#### DATA LISTING:

:::

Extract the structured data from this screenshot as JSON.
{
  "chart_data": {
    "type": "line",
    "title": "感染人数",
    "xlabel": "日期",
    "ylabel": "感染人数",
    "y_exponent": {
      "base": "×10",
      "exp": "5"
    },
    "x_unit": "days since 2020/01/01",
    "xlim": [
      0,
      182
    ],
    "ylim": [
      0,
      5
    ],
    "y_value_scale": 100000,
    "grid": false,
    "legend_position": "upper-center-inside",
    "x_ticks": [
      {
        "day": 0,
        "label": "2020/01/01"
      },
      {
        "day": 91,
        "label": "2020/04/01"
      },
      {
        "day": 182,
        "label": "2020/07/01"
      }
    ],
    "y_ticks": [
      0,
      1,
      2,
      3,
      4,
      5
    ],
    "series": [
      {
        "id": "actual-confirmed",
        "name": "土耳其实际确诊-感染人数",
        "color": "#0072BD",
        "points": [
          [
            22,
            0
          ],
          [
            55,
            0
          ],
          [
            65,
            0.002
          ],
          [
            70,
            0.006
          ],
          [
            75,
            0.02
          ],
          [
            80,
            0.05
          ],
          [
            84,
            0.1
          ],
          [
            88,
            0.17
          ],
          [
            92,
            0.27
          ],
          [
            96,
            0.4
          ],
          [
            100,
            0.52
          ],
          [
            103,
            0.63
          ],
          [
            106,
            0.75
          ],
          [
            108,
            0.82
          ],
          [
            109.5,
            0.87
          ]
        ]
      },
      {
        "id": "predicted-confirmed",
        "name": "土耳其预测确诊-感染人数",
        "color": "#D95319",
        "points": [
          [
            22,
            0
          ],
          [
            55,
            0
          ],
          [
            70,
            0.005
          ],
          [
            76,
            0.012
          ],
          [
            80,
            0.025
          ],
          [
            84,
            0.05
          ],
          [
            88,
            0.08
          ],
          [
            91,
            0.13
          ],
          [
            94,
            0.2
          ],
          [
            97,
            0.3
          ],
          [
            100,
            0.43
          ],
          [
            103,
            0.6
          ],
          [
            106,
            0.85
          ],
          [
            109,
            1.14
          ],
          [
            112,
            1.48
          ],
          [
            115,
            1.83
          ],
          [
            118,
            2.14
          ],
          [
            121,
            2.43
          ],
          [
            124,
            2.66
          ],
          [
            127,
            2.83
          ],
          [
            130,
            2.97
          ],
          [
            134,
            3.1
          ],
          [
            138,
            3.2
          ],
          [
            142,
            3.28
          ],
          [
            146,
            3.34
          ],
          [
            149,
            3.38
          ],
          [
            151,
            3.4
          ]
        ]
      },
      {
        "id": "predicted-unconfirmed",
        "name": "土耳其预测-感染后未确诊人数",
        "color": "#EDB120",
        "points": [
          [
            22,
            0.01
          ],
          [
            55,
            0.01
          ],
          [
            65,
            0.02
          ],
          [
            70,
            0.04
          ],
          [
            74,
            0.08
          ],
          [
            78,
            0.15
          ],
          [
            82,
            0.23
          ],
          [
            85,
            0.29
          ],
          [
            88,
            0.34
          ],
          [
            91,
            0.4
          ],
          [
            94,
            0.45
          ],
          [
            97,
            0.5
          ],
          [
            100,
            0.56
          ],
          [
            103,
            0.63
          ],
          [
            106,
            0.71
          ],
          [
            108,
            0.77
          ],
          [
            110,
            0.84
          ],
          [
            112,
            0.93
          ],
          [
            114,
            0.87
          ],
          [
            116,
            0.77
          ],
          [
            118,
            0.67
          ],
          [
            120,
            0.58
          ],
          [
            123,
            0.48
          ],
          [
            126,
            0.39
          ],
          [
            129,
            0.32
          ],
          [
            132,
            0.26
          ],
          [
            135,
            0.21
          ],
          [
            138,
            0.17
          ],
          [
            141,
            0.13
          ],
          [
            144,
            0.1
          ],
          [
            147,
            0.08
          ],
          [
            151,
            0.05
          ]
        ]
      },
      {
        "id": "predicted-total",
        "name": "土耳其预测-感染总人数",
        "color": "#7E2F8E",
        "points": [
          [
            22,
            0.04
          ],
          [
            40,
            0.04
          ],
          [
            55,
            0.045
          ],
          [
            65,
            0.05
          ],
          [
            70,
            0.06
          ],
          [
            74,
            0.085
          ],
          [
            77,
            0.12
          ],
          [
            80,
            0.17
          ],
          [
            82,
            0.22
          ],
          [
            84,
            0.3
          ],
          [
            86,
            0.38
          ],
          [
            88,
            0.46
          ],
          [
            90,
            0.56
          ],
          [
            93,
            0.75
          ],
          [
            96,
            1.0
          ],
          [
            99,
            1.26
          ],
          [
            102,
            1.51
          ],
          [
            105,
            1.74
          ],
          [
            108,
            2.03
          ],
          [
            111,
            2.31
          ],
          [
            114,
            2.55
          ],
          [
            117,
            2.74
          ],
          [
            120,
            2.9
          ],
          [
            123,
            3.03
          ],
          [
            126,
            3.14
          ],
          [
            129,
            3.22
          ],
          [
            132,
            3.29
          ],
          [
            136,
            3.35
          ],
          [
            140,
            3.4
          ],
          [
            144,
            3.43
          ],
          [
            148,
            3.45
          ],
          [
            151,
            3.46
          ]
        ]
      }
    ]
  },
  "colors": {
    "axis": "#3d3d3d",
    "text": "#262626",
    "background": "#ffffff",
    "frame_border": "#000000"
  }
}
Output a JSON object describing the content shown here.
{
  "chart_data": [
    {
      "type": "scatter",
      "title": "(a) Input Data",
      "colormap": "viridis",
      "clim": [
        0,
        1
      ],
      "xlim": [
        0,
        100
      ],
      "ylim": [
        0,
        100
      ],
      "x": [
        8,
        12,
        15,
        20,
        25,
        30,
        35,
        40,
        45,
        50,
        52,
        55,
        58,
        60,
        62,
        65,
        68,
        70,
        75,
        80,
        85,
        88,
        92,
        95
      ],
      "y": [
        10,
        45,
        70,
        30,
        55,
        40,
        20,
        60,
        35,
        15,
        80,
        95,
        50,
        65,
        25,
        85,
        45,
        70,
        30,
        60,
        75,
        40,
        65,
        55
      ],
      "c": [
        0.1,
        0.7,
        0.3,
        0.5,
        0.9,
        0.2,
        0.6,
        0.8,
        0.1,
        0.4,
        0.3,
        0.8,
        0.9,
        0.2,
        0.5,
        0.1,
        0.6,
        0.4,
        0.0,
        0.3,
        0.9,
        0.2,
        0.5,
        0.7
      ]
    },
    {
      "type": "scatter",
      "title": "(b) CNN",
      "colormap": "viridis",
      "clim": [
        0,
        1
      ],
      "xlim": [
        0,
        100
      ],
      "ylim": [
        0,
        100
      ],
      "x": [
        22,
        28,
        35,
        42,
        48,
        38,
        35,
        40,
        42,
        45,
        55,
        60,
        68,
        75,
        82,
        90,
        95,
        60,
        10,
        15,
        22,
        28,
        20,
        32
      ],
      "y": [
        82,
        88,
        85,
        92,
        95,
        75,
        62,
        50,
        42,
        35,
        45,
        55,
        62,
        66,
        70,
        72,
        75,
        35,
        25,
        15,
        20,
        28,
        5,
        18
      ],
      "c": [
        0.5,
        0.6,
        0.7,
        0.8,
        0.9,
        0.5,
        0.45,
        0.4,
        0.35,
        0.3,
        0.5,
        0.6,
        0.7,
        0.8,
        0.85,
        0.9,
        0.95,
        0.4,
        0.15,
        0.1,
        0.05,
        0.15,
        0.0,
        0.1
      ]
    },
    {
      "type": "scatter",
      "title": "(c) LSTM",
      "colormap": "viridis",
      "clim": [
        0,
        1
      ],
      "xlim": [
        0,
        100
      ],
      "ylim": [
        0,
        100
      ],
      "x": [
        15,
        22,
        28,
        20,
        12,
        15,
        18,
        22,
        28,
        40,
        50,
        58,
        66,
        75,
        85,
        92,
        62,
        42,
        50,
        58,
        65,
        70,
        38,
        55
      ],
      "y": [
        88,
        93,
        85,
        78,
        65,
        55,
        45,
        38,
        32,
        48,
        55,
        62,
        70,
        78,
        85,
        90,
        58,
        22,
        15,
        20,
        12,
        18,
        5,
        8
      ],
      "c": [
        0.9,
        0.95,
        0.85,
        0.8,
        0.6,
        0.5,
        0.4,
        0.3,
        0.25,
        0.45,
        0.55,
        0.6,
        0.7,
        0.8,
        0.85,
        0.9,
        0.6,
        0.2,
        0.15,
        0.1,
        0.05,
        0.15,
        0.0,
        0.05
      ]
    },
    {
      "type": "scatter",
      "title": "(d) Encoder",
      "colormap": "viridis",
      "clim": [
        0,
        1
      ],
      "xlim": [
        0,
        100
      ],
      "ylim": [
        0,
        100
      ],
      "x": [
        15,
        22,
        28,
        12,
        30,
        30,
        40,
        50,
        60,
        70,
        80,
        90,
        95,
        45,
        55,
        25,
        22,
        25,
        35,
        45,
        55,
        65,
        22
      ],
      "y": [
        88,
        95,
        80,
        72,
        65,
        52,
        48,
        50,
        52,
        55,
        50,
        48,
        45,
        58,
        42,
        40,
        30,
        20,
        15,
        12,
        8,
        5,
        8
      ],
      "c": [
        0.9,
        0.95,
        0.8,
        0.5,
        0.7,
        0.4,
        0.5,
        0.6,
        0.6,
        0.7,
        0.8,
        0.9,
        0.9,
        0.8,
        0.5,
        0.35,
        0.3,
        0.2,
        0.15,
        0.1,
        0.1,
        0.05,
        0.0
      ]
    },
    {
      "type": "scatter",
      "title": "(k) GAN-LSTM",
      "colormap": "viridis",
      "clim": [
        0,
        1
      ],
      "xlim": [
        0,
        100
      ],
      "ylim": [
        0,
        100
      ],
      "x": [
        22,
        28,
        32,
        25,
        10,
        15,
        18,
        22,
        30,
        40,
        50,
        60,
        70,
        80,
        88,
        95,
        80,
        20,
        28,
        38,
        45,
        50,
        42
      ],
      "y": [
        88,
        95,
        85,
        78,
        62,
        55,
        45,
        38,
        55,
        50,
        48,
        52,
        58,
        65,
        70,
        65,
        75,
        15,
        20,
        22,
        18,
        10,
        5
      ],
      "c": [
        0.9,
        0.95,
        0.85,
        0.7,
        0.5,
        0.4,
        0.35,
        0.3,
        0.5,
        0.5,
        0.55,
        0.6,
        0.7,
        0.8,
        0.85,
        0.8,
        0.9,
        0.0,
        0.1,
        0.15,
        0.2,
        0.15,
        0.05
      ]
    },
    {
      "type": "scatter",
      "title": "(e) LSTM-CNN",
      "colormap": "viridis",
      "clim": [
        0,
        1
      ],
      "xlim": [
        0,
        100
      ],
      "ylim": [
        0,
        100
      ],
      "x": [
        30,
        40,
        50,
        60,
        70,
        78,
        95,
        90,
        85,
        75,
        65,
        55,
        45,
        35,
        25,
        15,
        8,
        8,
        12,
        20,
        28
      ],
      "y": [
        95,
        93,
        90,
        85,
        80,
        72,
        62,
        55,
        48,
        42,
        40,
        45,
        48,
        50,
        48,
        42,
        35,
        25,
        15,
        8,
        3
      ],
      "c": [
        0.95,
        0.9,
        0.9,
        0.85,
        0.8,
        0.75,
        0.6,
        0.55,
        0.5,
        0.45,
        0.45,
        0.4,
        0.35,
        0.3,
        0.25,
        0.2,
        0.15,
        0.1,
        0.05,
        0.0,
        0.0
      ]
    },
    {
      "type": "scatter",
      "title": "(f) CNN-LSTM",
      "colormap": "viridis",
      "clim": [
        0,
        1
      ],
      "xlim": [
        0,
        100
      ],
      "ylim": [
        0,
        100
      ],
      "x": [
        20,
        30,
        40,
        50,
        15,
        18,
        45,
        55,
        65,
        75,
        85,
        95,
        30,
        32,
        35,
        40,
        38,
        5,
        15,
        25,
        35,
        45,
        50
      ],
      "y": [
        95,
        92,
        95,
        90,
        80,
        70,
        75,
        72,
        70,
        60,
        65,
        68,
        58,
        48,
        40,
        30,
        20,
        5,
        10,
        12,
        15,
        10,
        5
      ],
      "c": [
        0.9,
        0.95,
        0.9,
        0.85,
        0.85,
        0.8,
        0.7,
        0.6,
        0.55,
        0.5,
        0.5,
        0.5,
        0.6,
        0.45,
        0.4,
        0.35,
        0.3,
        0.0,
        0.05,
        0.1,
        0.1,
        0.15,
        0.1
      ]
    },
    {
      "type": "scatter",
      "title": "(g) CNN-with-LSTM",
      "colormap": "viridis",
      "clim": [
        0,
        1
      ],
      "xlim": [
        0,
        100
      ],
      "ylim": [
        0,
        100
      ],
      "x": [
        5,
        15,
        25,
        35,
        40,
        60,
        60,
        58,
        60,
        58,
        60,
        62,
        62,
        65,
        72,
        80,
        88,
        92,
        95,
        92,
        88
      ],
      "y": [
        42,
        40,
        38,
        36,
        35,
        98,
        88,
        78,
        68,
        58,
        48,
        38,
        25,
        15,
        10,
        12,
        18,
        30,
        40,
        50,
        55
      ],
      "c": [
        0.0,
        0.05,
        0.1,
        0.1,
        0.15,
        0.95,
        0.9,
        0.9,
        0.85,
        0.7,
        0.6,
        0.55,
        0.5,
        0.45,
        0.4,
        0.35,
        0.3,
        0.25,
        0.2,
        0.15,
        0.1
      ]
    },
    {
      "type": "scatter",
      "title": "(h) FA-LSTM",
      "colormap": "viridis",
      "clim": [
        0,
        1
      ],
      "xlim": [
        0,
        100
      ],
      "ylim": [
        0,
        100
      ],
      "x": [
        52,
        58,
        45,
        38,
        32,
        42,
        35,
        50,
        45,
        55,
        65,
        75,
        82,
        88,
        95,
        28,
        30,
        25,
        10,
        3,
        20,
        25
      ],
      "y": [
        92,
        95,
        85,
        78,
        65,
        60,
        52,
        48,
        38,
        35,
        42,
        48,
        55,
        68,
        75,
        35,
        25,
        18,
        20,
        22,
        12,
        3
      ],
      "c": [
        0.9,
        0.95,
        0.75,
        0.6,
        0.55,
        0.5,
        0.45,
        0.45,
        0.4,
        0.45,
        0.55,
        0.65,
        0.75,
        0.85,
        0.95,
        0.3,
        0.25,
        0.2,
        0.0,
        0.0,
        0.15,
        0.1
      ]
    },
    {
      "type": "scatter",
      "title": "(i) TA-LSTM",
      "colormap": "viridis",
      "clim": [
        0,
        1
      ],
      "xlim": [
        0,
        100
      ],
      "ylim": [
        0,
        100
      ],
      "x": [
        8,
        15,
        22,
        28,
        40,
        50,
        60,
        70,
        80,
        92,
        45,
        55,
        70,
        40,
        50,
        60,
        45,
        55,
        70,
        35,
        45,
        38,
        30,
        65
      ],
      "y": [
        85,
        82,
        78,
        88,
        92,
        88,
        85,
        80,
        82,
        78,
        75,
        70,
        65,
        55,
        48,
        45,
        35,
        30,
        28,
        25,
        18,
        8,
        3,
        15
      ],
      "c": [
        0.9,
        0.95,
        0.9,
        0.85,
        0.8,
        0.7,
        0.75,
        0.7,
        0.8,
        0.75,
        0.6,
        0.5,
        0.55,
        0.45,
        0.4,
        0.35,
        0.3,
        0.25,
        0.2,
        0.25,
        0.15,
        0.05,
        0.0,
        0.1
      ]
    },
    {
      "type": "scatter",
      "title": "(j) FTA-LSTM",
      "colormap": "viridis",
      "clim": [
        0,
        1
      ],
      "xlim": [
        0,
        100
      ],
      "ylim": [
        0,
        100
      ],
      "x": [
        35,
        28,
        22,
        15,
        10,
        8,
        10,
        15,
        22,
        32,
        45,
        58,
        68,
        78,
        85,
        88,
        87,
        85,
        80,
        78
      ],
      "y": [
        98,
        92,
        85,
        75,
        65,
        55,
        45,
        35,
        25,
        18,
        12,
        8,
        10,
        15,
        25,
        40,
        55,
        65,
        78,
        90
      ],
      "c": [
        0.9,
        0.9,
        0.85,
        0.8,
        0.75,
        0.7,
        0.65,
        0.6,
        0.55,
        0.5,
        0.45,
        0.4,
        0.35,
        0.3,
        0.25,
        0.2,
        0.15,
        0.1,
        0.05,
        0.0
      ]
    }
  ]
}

:::

#### TO DO:
Report the number of lines in the listing above that include the word "JSON", and nothing else.

#### TASK OUTPUT:
2